Figure dataset records:
****
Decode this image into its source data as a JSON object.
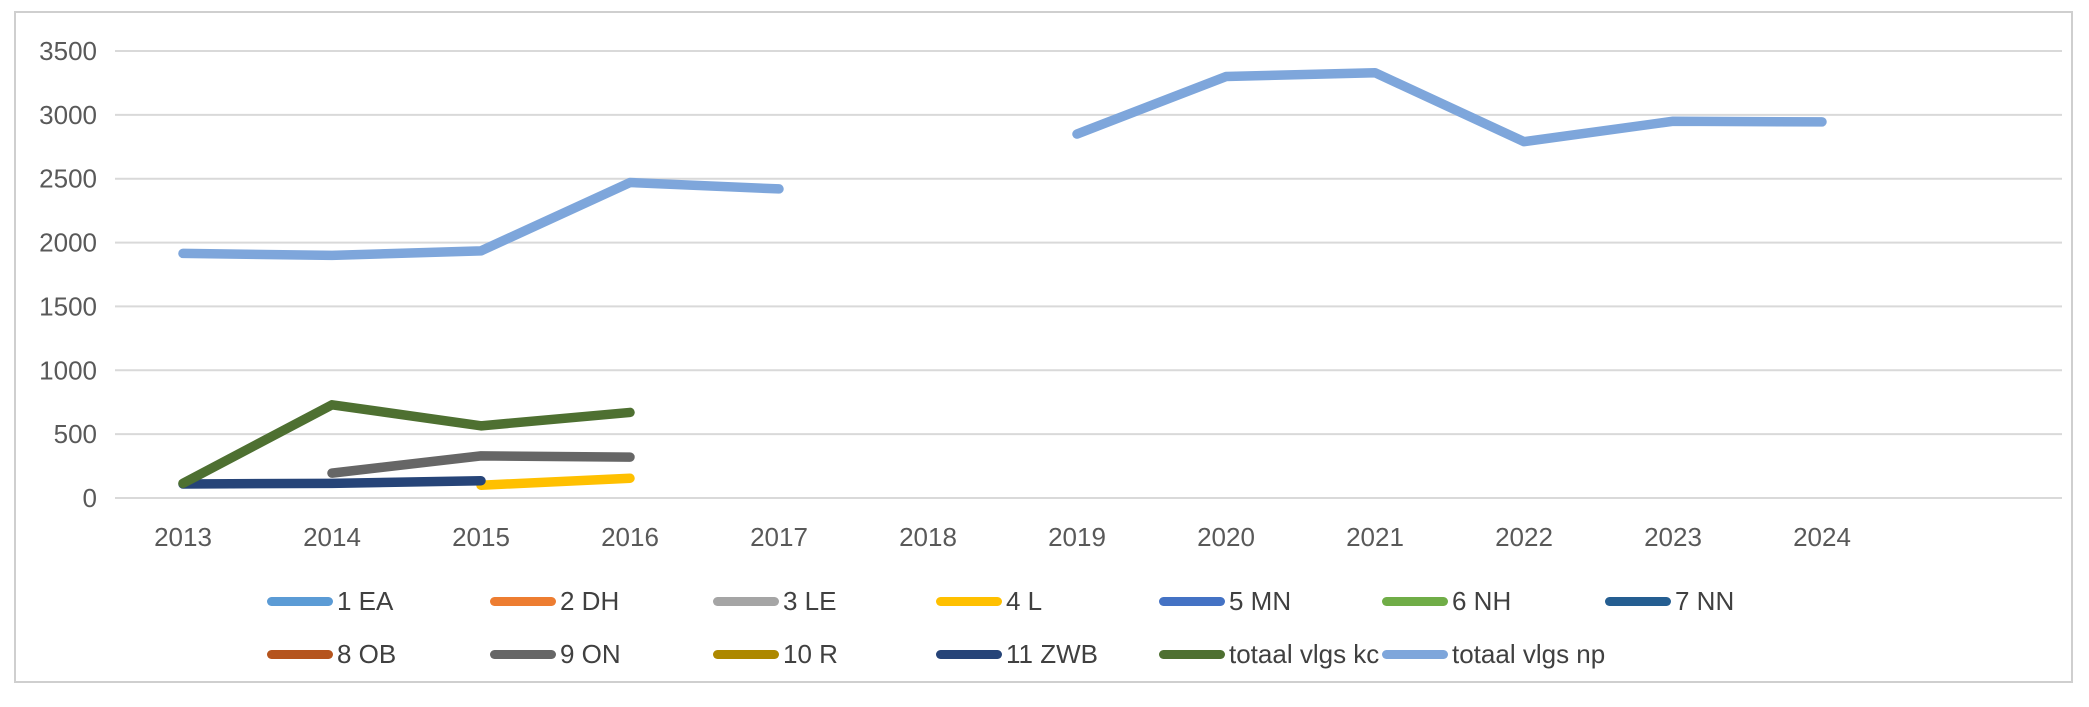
{
  "chart_data": {
    "type": "line",
    "title": "",
    "xlabel": "",
    "ylabel": "",
    "x": [
      "2013",
      "2014",
      "2015",
      "2016",
      "2017",
      "2018",
      "2019",
      "2020",
      "2021",
      "2022",
      "2023",
      "2024"
    ],
    "ylim": [
      0,
      3500
    ],
    "ytick_step": 500,
    "yticks": [
      "0",
      "500",
      "1000",
      "1500",
      "2000",
      "2500",
      "3000",
      "3500"
    ],
    "grid": true,
    "gridline_color": "#D9D9D9",
    "axis_text_color": "#595959",
    "legend_position": "bottom",
    "legend_rows": [
      7,
      6
    ],
    "series": [
      {
        "name": "1 EA",
        "color": "#5B9BD5",
        "values": [
          null,
          null,
          null,
          null,
          null,
          null,
          null,
          null,
          null,
          null,
          null,
          null
        ]
      },
      {
        "name": "2 DH",
        "color": "#ED7D31",
        "values": [
          null,
          null,
          null,
          null,
          null,
          null,
          null,
          null,
          null,
          null,
          null,
          null
        ]
      },
      {
        "name": "3 LE",
        "color": "#A5A5A5",
        "values": [
          null,
          null,
          null,
          null,
          null,
          null,
          null,
          null,
          null,
          null,
          null,
          null
        ]
      },
      {
        "name": "4 L",
        "color": "#FFC000",
        "values": [
          null,
          null,
          100,
          155,
          null,
          null,
          null,
          null,
          null,
          null,
          null,
          null
        ]
      },
      {
        "name": "5 MN",
        "color": "#4472C4",
        "values": [
          null,
          null,
          null,
          null,
          null,
          null,
          null,
          null,
          null,
          null,
          null,
          null
        ]
      },
      {
        "name": "6 NH",
        "color": "#70AD47",
        "values": [
          null,
          null,
          null,
          null,
          null,
          null,
          null,
          null,
          null,
          null,
          null,
          null
        ]
      },
      {
        "name": "7 NN",
        "color": "#255E91",
        "values": [
          null,
          null,
          null,
          null,
          null,
          null,
          null,
          null,
          null,
          null,
          null,
          null
        ]
      },
      {
        "name": "8 OB",
        "color": "#B5541D",
        "values": [
          null,
          null,
          null,
          null,
          null,
          null,
          null,
          null,
          null,
          null,
          null,
          null
        ]
      },
      {
        "name": "9 ON",
        "color": "#666666",
        "values": [
          null,
          195,
          330,
          320,
          null,
          null,
          null,
          null,
          null,
          null,
          null,
          null
        ]
      },
      {
        "name": "10 R",
        "color": "#AD8800",
        "values": [
          null,
          null,
          null,
          null,
          null,
          null,
          null,
          null,
          null,
          null,
          null,
          null
        ]
      },
      {
        "name": "11 ZWB",
        "color": "#264478",
        "values": [
          110,
          115,
          135,
          null,
          null,
          null,
          null,
          null,
          null,
          null,
          null,
          null
        ]
      },
      {
        "name": "totaal vlgs kc",
        "color": "#4E7031",
        "values": [
          115,
          730,
          565,
          670,
          null,
          null,
          null,
          null,
          null,
          null,
          null,
          null
        ]
      },
      {
        "name": "totaal vlgs np",
        "color": "#7EA6DB",
        "values": [
          1915,
          1900,
          1935,
          2470,
          2420,
          null,
          2850,
          3300,
          3330,
          2790,
          2950,
          2945
        ]
      }
    ]
  }
}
****
• [Task]: Count all lines of the data that include "vlgs". The answer is the number alone.

• [Response]: 2